Boxed element entries
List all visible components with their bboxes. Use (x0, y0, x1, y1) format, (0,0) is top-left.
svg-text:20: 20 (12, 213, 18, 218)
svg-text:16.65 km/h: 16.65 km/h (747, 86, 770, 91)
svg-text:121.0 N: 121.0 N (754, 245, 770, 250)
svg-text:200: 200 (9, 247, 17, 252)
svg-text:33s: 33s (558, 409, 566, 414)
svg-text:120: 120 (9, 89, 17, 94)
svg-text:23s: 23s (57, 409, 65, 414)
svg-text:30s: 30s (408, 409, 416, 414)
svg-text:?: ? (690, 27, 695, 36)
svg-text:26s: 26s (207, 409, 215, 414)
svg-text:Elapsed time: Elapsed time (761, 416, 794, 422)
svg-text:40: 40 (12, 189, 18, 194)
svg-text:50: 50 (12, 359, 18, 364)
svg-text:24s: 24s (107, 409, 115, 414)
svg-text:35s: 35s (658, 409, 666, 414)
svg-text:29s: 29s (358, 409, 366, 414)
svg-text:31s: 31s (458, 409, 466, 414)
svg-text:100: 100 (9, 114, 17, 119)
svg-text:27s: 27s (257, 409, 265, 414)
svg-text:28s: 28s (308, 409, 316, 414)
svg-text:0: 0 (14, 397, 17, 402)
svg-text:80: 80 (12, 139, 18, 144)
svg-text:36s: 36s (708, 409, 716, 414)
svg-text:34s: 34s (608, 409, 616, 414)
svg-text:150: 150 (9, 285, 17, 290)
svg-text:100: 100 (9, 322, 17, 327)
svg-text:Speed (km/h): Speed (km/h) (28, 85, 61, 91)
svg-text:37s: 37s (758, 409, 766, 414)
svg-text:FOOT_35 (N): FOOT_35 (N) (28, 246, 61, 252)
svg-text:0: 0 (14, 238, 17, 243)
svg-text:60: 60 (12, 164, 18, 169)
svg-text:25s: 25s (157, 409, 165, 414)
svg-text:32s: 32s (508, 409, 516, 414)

Your task: Put every line of the records above into a Markdown table with the columns Row and Entry, numbering each line in Row and leaving out any blank lines.

Written solution:
| Row | Entry |
|---|---|
| 1 | List all visible components with their bboxes. Use (x0, y0, x1, y1) format, (0,0) is top-left. |
| 2 | svg-text:20: 20 (12, 213, 18, 218) |
| 3 | svg-text:16.65 km/h: 16.65 km/h (747, 86, 770, 91) |
| 4 | svg-text:121.0 N: 121.0 N (754, 245, 770, 250) |
| 5 | svg-text:200: 200 (9, 247, 17, 252) |
| 6 | svg-text:33s: 33s (558, 409, 566, 414) |
| 7 | svg-text:120: 120 (9, 89, 17, 94) |
| 8 | svg-text:23s: 23s (57, 409, 65, 414) |
| 9 | svg-text:30s: 30s (408, 409, 416, 414) |
| 10 | svg-text:?: ? (690, 27, 695, 36) |
| 11 | svg-text:26s: 26s (207, 409, 215, 414) |
| 12 | svg-text:Elapsed time: Elapsed time (761, 416, 794, 422) |
| 13 | svg-text:40: 40 (12, 189, 18, 194) |
| 14 | svg-text:50: 50 (12, 359, 18, 364) |
| 15 | svg-text:24s: 24s (107, 409, 115, 414) |
| 16 | svg-text:35s: 35s (658, 409, 666, 414) |
| 17 | svg-text:29s: 29s (358, 409, 366, 414) |
| 18 | svg-text:31s: 31s (458, 409, 466, 414) |
| 19 | svg-text:100: 100 (9, 114, 17, 119) |
| 20 | svg-text:27s: 27s (257, 409, 265, 414) |
| 21 | svg-text:28s: 28s (308, 409, 316, 414) |
| 22 | svg-text:0: 0 (14, 397, 17, 402) |
| 23 | svg-text:80: 80 (12, 139, 18, 144) |
| 24 | svg-text:36s: 36s (708, 409, 716, 414) |
| 25 | svg-text:34s: 34s (608, 409, 616, 414) |
| 26 | svg-text:150: 150 (9, 285, 17, 290) |
| 27 | svg-text:100: 100 (9, 322, 17, 327) |
| 28 | svg-text:Speed (km/h): Speed (km/h) (28, 85, 61, 91) |
| 29 | svg-text:37s: 37s (758, 409, 766, 414) |
| 30 | svg-text:FOOT_35 (N): FOOT_35 (N) (28, 246, 61, 252) |
| 31 | svg-text:0: 0 (14, 238, 17, 243) |
| 32 | svg-text:60: 60 (12, 164, 18, 169) |
| 33 | svg-text:25s: 25s (157, 409, 165, 414) |
| 34 | svg-text:32s: 32s (508, 409, 516, 414) |